Every record that follows should be printed verbatim.
[start]
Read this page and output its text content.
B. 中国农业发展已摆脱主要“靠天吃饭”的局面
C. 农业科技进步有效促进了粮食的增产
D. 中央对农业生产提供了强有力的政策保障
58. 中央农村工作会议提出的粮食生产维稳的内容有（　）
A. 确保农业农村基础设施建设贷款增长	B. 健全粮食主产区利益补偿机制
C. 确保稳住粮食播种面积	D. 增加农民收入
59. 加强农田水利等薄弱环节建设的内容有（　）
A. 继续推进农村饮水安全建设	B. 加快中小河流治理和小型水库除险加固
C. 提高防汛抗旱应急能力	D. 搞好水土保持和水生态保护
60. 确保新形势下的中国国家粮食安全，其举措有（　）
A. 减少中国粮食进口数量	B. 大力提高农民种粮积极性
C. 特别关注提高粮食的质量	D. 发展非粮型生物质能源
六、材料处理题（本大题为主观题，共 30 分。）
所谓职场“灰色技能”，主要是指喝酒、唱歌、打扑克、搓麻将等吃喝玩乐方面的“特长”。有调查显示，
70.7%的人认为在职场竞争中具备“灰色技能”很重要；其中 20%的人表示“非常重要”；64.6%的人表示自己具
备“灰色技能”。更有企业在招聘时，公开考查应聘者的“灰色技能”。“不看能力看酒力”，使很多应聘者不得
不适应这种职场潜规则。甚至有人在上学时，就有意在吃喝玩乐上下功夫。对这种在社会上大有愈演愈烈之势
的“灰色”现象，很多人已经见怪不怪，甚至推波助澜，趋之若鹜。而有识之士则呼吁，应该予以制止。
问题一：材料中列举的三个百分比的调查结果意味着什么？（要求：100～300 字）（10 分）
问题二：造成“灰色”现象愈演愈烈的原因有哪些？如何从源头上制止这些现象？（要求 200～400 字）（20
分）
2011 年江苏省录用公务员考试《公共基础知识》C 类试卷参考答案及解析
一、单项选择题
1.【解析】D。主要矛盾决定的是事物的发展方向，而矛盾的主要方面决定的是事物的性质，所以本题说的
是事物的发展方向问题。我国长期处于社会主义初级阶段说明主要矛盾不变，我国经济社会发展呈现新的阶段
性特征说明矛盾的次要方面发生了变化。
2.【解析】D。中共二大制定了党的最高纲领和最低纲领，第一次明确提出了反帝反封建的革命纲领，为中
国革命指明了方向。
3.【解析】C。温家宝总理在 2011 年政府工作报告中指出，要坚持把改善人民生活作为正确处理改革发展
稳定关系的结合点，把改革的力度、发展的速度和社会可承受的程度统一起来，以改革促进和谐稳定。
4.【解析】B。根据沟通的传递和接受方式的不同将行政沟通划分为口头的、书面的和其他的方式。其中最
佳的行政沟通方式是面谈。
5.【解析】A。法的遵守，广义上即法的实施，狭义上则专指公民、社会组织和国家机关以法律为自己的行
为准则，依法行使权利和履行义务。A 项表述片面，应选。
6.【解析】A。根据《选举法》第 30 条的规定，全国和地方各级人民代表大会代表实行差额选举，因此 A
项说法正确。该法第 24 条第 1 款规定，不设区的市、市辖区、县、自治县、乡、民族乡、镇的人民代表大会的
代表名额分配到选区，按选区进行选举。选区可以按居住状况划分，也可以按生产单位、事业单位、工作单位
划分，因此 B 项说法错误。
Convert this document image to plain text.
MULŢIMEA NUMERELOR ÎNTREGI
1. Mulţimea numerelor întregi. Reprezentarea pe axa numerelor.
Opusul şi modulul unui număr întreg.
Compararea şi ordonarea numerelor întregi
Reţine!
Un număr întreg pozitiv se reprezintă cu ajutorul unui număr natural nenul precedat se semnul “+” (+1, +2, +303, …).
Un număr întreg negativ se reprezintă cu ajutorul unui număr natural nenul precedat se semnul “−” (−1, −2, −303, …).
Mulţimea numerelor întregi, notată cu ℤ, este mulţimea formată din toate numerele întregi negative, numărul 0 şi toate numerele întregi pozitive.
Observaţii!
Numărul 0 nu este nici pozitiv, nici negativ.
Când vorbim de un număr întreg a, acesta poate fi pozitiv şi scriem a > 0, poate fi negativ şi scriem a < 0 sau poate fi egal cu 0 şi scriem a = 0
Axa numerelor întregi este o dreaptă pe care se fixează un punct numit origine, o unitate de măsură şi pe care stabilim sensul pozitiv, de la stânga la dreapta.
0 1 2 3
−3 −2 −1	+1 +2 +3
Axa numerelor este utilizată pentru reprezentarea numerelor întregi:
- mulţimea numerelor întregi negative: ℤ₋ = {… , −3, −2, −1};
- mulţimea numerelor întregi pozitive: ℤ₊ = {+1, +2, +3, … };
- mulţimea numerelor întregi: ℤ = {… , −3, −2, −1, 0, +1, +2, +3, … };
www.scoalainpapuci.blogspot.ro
[end]
| Completed task |
Read this page and output its text content.
B. 中国农业发展已摆脱主要“靠天吃饭”的局面
C. 农业科技进步有效促进了粮食的增产
D. 中央对农业生产提供了强有力的政策保障
58. 中央农村工作会议提出的粮食生产维稳的内容有（　）
A. 确保农业农村基础设施建设贷款增长	B. 健全粮食主产区利益补偿机制
C. 确保稳住粮食播种面积	D. 增加农民收入
59. 加强农田水利等薄弱环节建设的内容有（　）
A. 继续推进农村饮水安全建设	B. 加快中小河流治理和小型水库除险加固
C. 提高防汛抗旱应急能力	D. 搞好水土保持和水生态保护
60. 确保新形势下的中国国家粮食安全，其举措有（　）
A. 减少中国粮食进口数量	B. 大力提高农民种粮积极性
C. 特别关注提高粮食的质量	D. 发展非粮型生物质能源
六、材料处理题（本大题为主观题，共 30 分。）
所谓职场“灰色技能”，主要是指喝酒、唱歌、打扑克、搓麻将等吃喝玩乐方面的“特长”。有调查显示，
70.7%的人认为在职场竞争中具备“灰色技能”很重要；其中 20%的人表示“非常重要”；64.6%的人表示自己具
备“灰色技能”。更有企业在招聘时，公开考查应聘者的“灰色技能”。“不看能力看酒力”，使很多应聘者不得
不适应这种职场潜规则。甚至有人在上学时，就有意在吃喝玩乐上下功夫。对这种在社会上大有愈演愈烈之势
的“灰色”现象，很多人已经见怪不怪，甚至推波助澜，趋之若鹜。而有识之士则呼吁，应该予以制止。
问题一：材料中列举的三个百分比的调查结果意味着什么？（要求：100～300 字）（10 分）
问题二：造成“灰色”现象愈演愈烈的原因有哪些？如何从源头上制止这些现象？（要求 200～400 字）（20
分）
2011 年江苏省录用公务员考试《公共基础知识》C 类试卷参考答案及解析
一、单项选择题
1.【解析】D。主要矛盾决定的是事物的发展方向，而矛盾的主要方面决定的是事物的性质，所以本题说的
是事物的发展方向问题。我国长期处于社会主义初级阶段说明主要矛盾不变，我国经济社会发展呈现新的阶段
性特征说明矛盾的次要方面发生了变化。
2.【解析】D。中共二大制定了党的最高纲领和最低纲领，第一次明确提出了反帝反封建的革命纲领，为中
国革命指明了方向。
3.【解析】C。温家宝总理在 2011 年政府工作报告中指出，要坚持把改善人民生活作为正确处理改革发展
稳定关系的结合点，把改革的力度、发展的速度和社会可承受的程度统一起来，以改革促进和谐稳定。
4.【解析】B。根据沟通的传递和接受方式的不同将行政沟通划分为口头的、书面的和其他的方式。其中最
佳的行政沟通方式是面谈。
5.【解析】A。法的遵守，广义上即法的实施，狭义上则专指公民、社会组织和国家机关以法律为自己的行
为准则，依法行使权利和履行义务。A 项表述片面，应选。
6.【解析】A。根据《选举法》第 30 条的规定，全国和地方各级人民代表大会代表实行差额选举，因此 A
项说法正确。该法第 24 条第 1 款规定，不设区的市、市辖区、县、自治县、乡、民族乡、镇的人民代表大会的
代表名额分配到选区，按选区进行选举。选区可以按居住状况划分，也可以按生产单位、事业单位、工作单位
划分，因此 B 项说法错误。
Convert this document image to plain text.
MULŢIMEA NUMERELOR ÎNTREGI
1. Mulţimea numerelor întregi. Reprezentarea pe axa numerelor.
Opusul şi modulul unui număr întreg.
Compararea şi ordonarea numerelor întregi
Reţine!
Un număr întreg pozitiv se reprezintă cu ajutorul unui număr natural nenul precedat se semnul “+” (+1, +2, +303, …).
Un număr întreg negativ se reprezintă cu ajutorul unui număr natural nenul precedat se semnul “−” (−1, −2, −303, …).
Mulţimea numerelor întregi, notată cu ℤ, este mulţimea formată din toate numerele întregi negative, numărul 0 şi toate numerele întregi pozitive.
Observaţii!
Numărul 0 nu este nici pozitiv, nici negativ.
Când vorbim de un număr întreg a, acesta poate fi pozitiv şi scriem a > 0, poate fi negativ şi scriem a < 0 sau poate fi egal cu 0 şi scriem a = 0
Axa numerelor întregi este o dreaptă pe care se fixează un punct numit origine, o unitate de măsură şi pe care stabilim sensul pozitiv, de la stânga la dreapta.
0 1 2 3
−3 −2 −1	+1 +2 +3
Axa numerelor este utilizată pentru reprezentarea numerelor întregi:
- mulţimea numerelor întregi negative: ℤ₋ = {… , −3, −2, −1};
- mulţimea numerelor întregi pozitive: ℤ₊ = {+1, +2, +3, … };
- mulţimea numerelor întregi: ℤ = {… , −3, −2, −1, 0, +1, +2, +3, … };
www.scoalainpapuci.blogspot.ro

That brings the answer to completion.